▶ **Task details**: Can you output the material exactly as written, minus any pictures it holds?

▶ **The records**:
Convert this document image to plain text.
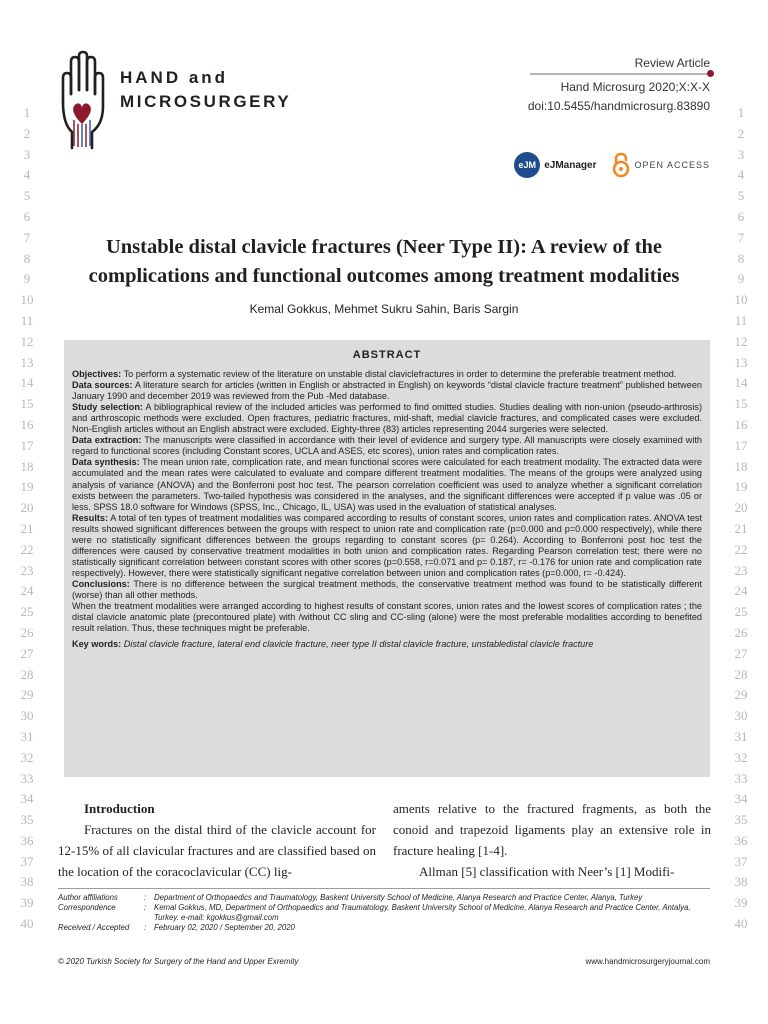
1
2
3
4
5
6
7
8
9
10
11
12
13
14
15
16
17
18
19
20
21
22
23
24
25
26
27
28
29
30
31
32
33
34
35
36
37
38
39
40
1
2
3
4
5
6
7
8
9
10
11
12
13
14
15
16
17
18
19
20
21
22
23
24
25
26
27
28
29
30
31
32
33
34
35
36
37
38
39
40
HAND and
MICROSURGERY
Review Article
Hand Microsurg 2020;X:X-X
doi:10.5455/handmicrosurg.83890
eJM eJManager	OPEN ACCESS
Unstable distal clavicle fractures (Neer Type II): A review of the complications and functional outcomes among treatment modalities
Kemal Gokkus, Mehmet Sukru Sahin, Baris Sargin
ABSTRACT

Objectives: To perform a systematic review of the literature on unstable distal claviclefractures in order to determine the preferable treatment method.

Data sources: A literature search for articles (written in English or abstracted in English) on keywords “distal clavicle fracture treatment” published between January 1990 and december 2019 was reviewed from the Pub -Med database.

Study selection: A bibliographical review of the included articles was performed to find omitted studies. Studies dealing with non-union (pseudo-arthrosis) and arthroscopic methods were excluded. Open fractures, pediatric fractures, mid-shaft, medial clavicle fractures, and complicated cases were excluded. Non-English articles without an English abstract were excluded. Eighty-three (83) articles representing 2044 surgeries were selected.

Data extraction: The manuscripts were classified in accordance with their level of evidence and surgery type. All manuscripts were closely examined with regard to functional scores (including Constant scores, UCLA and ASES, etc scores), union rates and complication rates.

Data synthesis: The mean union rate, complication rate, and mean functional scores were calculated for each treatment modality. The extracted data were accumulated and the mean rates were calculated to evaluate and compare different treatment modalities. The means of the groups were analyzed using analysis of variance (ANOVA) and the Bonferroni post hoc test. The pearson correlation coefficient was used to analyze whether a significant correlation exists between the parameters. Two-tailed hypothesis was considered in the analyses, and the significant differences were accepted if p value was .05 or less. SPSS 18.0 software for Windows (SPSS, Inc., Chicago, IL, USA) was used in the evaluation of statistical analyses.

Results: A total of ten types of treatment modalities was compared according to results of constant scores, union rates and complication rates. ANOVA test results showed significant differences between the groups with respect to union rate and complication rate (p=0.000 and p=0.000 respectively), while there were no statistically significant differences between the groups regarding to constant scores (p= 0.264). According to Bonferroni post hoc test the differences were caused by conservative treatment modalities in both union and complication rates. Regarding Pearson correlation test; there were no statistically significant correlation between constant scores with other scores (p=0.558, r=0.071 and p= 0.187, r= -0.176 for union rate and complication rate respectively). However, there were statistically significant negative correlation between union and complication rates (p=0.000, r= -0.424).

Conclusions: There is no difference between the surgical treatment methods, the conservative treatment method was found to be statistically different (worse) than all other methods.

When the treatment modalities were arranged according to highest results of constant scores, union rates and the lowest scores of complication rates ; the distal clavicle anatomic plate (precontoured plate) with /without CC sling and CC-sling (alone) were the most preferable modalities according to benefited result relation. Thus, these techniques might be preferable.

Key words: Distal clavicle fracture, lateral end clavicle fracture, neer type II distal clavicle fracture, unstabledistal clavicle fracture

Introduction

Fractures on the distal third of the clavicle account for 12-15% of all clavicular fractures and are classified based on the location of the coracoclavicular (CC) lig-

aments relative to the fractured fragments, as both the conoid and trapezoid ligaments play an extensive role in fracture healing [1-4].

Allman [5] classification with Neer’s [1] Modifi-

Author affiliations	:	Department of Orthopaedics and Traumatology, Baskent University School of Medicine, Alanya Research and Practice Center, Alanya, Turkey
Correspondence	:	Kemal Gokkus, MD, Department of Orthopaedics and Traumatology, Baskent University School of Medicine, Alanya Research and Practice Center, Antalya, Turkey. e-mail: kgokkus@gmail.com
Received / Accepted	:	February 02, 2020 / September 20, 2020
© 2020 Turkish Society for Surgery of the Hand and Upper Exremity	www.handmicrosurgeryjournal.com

▶ **Result of the exercise**:
Convert this document image to plain text.
1
2
3
4
5
6
7
8
9
10
11
12
13
14
15
16
17
18
19
20
21
22
23
24
25
26
27
28
29
30
31
32
33
34
35
36
37
38
39
40
1
2
3
4
5
6
7
8
9
10
11
12
13
14
15
16
17
18
19
20
21
22
23
24
25
26
27
28
29
30
31
32
33
34
35
36
37
38
39
40
HAND and
MICROSURGERY
Review Article
Hand Microsurg 2020;X:X-X
doi:10.5455/handmicrosurg.83890
eJM eJManager	OPEN ACCESS
Unstable distal clavicle fractures (Neer Type II): A review of the complications and functional outcomes among treatment modalities
Kemal Gokkus, Mehmet Sukru Sahin, Baris Sargin
ABSTRACT

Objectives: To perform a systematic review of the literature on unstable distal claviclefractures in order to determine the preferable treatment method.

Data sources: A literature search for articles (written in English or abstracted in English) on keywords “distal clavicle fracture treatment” published between January 1990 and december 2019 was reviewed from the Pub -Med database.

Study selection: A bibliographical review of the included articles was performed to find omitted studies. Studies dealing with non-union (pseudo-arthrosis) and arthroscopic methods were excluded. Open fractures, pediatric fractures, mid-shaft, medial clavicle fractures, and complicated cases were excluded. Non-English articles without an English abstract were excluded. Eighty-three (83) articles representing 2044 surgeries were selected.

Data extraction: The manuscripts were classified in accordance with their level of evidence and surgery type. All manuscripts were closely examined with regard to functional scores (including Constant scores, UCLA and ASES, etc scores), union rates and complication rates.

Data synthesis: The mean union rate, complication rate, and mean functional scores were calculated for each treatment modality. The extracted data were accumulated and the mean rates were calculated to evaluate and compare different treatment modalities. The means of the groups were analyzed using analysis of variance (ANOVA) and the Bonferroni post hoc test. The pearson correlation coefficient was used to analyze whether a significant correlation exists between the parameters. Two-tailed hypothesis was considered in the analyses, and the significant differences were accepted if p value was .05 or less. SPSS 18.0 software for Windows (SPSS, Inc., Chicago, IL, USA) was used in the evaluation of statistical analyses.

Results: A total of ten types of treatment modalities was compared according to results of constant scores, union rates and complication rates. ANOVA test results showed significant differences between the groups with respect to union rate and complication rate (p=0.000 and p=0.000 respectively), while there were no statistically significant differences between the groups regarding to constant scores (p= 0.264). According to Bonferroni post hoc test the differences were caused by conservative treatment modalities in both union and complication rates. Regarding Pearson correlation test; there were no statistically significant correlation between constant scores with other scores (p=0.558, r=0.071 and p= 0.187, r= -0.176 for union rate and complication rate respectively). However, there were statistically significant negative correlation between union and complication rates (p=0.000, r= -0.424).

Conclusions: There is no difference between the surgical treatment methods, the conservative treatment method was found to be statistically different (worse) than all other methods.

When the treatment modalities were arranged according to highest results of constant scores, union rates and the lowest scores of complication rates ; the distal clavicle anatomic plate (precontoured plate) with /without CC sling and CC-sling (alone) were the most preferable modalities according to benefited result relation. Thus, these techniques might be preferable.

Key words: Distal clavicle fracture, lateral end clavicle fracture, neer type II distal clavicle fracture, unstabledistal clavicle fracture

Introduction

Fractures on the distal third of the clavicle account for 12-15% of all clavicular fractures and are classified based on the location of the coracoclavicular (CC) lig-

aments relative to the fractured fragments, as both the conoid and trapezoid ligaments play an extensive role in fracture healing [1-4].

Allman [5] classification with Neer’s [1] Modifi-

Author affiliations	:	Department of Orthopaedics and Traumatology, Baskent University School of Medicine, Alanya Research and Practice Center, Alanya, Turkey
Correspondence	:	Kemal Gokkus, MD, Department of Orthopaedics and Traumatology, Baskent University School of Medicine, Alanya Research and Practice Center, Antalya, Turkey. e-mail: kgokkus@gmail.com
Received / Accepted	:	February 02, 2020 / September 20, 2020
© 2020 Turkish Society for Surgery of the Hand and Upper Exremity	www.handmicrosurgeryjournal.com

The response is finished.